▶ **Direction**
All of the data below must be repeated exactly.

[Records from a data source]
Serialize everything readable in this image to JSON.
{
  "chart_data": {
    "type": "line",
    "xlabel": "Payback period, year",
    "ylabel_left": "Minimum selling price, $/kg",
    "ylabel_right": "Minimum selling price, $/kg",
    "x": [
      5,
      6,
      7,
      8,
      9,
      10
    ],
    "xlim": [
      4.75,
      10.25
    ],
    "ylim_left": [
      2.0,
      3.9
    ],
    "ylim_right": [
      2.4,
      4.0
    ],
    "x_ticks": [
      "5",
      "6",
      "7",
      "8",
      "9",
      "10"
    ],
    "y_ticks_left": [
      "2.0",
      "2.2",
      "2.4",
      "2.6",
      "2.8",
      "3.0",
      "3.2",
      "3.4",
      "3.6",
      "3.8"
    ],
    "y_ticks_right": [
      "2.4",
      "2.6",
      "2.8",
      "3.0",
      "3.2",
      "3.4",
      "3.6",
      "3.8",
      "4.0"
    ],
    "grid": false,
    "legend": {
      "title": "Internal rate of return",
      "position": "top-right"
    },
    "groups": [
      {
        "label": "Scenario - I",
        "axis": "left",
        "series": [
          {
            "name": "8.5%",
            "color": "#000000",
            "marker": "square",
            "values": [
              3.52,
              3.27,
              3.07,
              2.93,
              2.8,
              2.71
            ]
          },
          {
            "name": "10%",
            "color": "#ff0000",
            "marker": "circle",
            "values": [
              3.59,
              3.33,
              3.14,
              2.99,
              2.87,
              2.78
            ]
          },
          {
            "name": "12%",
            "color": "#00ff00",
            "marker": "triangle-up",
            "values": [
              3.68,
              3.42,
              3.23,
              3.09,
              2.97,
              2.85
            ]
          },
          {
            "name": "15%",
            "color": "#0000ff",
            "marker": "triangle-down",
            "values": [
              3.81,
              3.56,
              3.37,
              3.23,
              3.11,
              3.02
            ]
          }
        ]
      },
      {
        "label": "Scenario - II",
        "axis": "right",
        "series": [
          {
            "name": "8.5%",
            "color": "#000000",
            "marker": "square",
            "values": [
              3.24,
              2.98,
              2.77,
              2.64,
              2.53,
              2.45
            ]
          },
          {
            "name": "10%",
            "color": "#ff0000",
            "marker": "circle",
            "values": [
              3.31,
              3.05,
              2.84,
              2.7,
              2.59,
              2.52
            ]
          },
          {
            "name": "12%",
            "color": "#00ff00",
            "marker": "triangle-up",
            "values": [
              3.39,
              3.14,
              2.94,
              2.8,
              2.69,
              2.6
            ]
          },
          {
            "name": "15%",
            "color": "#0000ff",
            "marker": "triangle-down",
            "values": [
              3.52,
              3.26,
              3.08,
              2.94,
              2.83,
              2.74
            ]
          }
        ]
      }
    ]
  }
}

▶ **Exercise response**
Serialize everything readable in this image to JSON.
{
  "chart_data": {
    "type": "line",
    "xlabel": "Payback period, year",
    "ylabel_left": "Minimum selling price, $/kg",
    "ylabel_right": "Minimum selling price, $/kg",
    "x": [
      5,
      6,
      7,
      8,
      9,
      10
    ],
    "xlim": [
      4.75,
      10.25
    ],
    "ylim_left": [
      2.0,
      3.9
    ],
    "ylim_right": [
      2.4,
      4.0
    ],
    "x_ticks": [
      "5",
      "6",
      "7",
      "8",
      "9",
      "10"
    ],
    "y_ticks_left": [
      "2.0",
      "2.2",
      "2.4",
      "2.6",
      "2.8",
      "3.0",
      "3.2",
      "3.4",
      "3.6",
      "3.8"
    ],
    "y_ticks_right": [
      "2.4",
      "2.6",
      "2.8",
      "3.0",
      "3.2",
      "3.4",
      "3.6",
      "3.8",
      "4.0"
    ],
    "grid": false,
    "legend": {
      "title": "Internal rate of return",
      "position": "top-right"
    },
    "groups": [
      {
        "label": "Scenario - I",
        "axis": "left",
        "series": [
          {
            "name": "8.5%",
            "color": "#000000",
            "marker": "square",
            "values": [
              3.52,
              3.27,
              3.07,
              2.93,
              2.8,
              2.71
            ]
          },
          {
            "name": "10%",
            "color": "#ff0000",
            "marker": "circle",
            "values": [
              3.59,
              3.33,
              3.14,
              2.99,
              2.87,
              2.78
            ]
          },
          {
            "name": "12%",
            "color": "#00ff00",
            "marker": "triangle-up",
            "values": [
              3.68,
              3.42,
              3.23,
              3.09,
              2.97,
              2.85
            ]
          },
          {
            "name": "15%",
            "color": "#0000ff",
            "marker": "triangle-down",
            "values": [
              3.81,
              3.56,
              3.37,
              3.23,
              3.11,
              3.02
            ]
          }
        ]
      },
      {
        "label": "Scenario - II",
        "axis": "right",
        "series": [
          {
            "name": "8.5%",
            "color": "#000000",
            "marker": "square",
            "values": [
              3.24,
              2.98,
              2.77,
              2.64,
              2.53,
              2.45
            ]
          },
          {
            "name": "10%",
            "color": "#ff0000",
            "marker": "circle",
            "values": [
              3.31,
              3.05,
              2.84,
              2.7,
              2.59,
              2.52
            ]
          },
          {
            "name": "12%",
            "color": "#00ff00",
            "marker": "triangle-up",
            "values": [
              3.39,
              3.14,
              2.94,
              2.8,
              2.69,
              2.6
            ]
          },
          {
            "name": "15%",
            "color": "#0000ff",
            "marker": "triangle-down",
            "values": [
              3.52,
              3.26,
              3.08,
              2.94,
              2.83,
              2.74
            ]
          }
        ]
      }
    ]
  }
}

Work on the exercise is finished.